- **Work to do**
What lines of the data hold the string "Income"? Pull each one out.

[Data records]
********
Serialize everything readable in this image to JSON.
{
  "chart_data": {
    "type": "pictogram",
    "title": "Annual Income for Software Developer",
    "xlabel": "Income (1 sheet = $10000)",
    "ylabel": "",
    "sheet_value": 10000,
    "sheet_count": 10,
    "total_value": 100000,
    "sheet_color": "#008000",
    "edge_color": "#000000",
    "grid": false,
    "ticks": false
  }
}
********
- **Answer to the problem**
    "title": "Annual Income for Software Developer",
    "xlabel": "Income (1 sheet = $10000)",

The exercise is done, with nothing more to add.